## Given task
Repeat all of the material exactly as given.

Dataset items

+-------+

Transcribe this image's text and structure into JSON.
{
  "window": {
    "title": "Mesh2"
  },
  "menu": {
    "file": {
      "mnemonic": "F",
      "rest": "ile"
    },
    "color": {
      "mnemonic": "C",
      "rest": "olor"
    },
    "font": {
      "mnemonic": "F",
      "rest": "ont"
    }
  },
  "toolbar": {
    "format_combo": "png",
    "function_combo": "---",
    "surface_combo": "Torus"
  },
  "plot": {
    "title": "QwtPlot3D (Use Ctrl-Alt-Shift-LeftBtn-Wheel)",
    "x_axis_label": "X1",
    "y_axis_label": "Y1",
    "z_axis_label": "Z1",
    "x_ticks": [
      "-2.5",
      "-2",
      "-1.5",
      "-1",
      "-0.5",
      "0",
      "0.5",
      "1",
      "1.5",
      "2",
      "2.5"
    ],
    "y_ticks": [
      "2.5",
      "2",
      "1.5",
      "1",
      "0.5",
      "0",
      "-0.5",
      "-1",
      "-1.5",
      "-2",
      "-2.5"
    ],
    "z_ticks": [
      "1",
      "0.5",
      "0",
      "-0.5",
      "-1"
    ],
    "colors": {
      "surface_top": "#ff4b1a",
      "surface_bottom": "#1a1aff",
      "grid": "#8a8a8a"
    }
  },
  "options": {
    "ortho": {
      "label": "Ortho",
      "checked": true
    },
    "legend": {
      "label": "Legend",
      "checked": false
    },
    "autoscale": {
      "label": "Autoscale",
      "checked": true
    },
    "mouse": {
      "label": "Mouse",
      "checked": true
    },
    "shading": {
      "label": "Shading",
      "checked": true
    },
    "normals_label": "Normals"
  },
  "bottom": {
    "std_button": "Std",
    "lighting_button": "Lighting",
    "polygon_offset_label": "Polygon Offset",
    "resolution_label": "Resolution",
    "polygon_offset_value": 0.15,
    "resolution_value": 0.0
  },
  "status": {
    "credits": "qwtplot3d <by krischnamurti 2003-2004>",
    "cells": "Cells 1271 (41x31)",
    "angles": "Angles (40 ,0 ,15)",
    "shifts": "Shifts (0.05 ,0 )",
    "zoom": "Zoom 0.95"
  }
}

+-------+

## Written response
Transcribe this image's text and structure into JSON.
{
  "window": {
    "title": "Mesh2"
  },
  "menu": {
    "file": {
      "mnemonic": "F",
      "rest": "ile"
    },
    "color": {
      "mnemonic": "C",
      "rest": "olor"
    },
    "font": {
      "mnemonic": "F",
      "rest": "ont"
    }
  },
  "toolbar": {
    "format_combo": "png",
    "function_combo": "---",
    "surface_combo": "Torus"
  },
  "plot": {
    "title": "QwtPlot3D (Use Ctrl-Alt-Shift-LeftBtn-Wheel)",
    "x_axis_label": "X1",
    "y_axis_label": "Y1",
    "z_axis_label": "Z1",
    "x_ticks": [
      "-2.5",
      "-2",
      "-1.5",
      "-1",
      "-0.5",
      "0",
      "0.5",
      "1",
      "1.5",
      "2",
      "2.5"
    ],
    "y_ticks": [
      "2.5",
      "2",
      "1.5",
      "1",
      "0.5",
      "0",
      "-0.5",
      "-1",
      "-1.5",
      "-2",
      "-2.5"
    ],
    "z_ticks": [
      "1",
      "0.5",
      "0",
      "-0.5",
      "-1"
    ],
    "colors": {
      "surface_top": "#ff4b1a",
      "surface_bottom": "#1a1aff",
      "grid": "#8a8a8a"
    }
  },
  "options": {
    "ortho": {
      "label": "Ortho",
      "checked": true
    },
    "legend": {
      "label": "Legend",
      "checked": false
    },
    "autoscale": {
      "label": "Autoscale",
      "checked": true
    },
    "mouse": {
      "label": "Mouse",
      "checked": true
    },
    "shading": {
      "label": "Shading",
      "checked": true
    },
    "normals_label": "Normals"
  },
  "bottom": {
    "std_button": "Std",
    "lighting_button": "Lighting",
    "polygon_offset_label": "Polygon Offset",
    "resolution_label": "Resolution",
    "polygon_offset_value": 0.15,
    "resolution_value": 0.0
  },
  "status": {
    "credits": "qwtplot3d <by krischnamurti 2003-2004>",
    "cells": "Cells 1271 (41x31)",
    "angles": "Angles (40 ,0 ,15)",
    "shifts": "Shifts (0.05 ,0 )",
    "zoom": "Zoom 0.95"
  }
}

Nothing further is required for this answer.